TASK INPUTS>
....

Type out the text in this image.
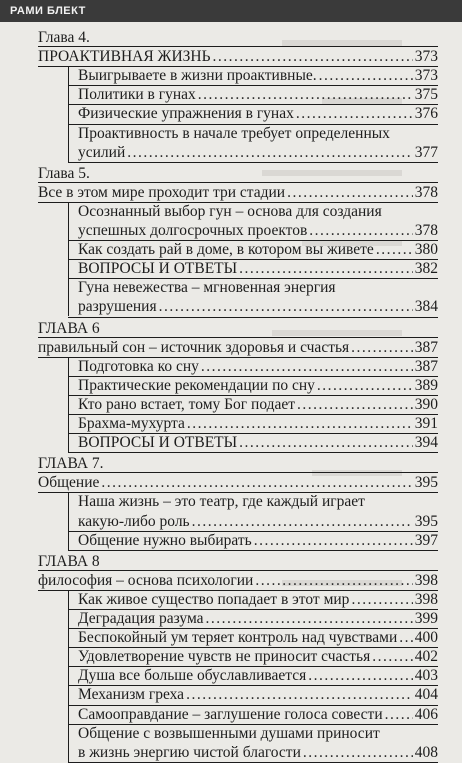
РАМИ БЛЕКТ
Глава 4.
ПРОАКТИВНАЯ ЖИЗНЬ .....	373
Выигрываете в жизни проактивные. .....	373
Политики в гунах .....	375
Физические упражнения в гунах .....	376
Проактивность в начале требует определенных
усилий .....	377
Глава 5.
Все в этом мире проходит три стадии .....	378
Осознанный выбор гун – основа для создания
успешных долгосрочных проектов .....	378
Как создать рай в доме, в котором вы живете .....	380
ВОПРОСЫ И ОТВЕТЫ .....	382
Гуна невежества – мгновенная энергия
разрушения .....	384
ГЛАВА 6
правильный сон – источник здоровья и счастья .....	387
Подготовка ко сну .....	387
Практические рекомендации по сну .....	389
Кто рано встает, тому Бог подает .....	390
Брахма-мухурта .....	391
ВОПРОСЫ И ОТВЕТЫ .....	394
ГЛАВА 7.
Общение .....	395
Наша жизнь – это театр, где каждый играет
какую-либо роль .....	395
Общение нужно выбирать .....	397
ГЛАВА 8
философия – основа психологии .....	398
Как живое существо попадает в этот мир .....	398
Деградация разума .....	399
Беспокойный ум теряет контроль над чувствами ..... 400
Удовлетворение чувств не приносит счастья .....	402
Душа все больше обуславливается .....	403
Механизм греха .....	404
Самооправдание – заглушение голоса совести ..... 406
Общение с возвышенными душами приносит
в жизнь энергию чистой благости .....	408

....

Report the count of lines in the entries that contain the string "ОТВЕТЫ", and nothing besides it.

FINISHED ANSWER>
2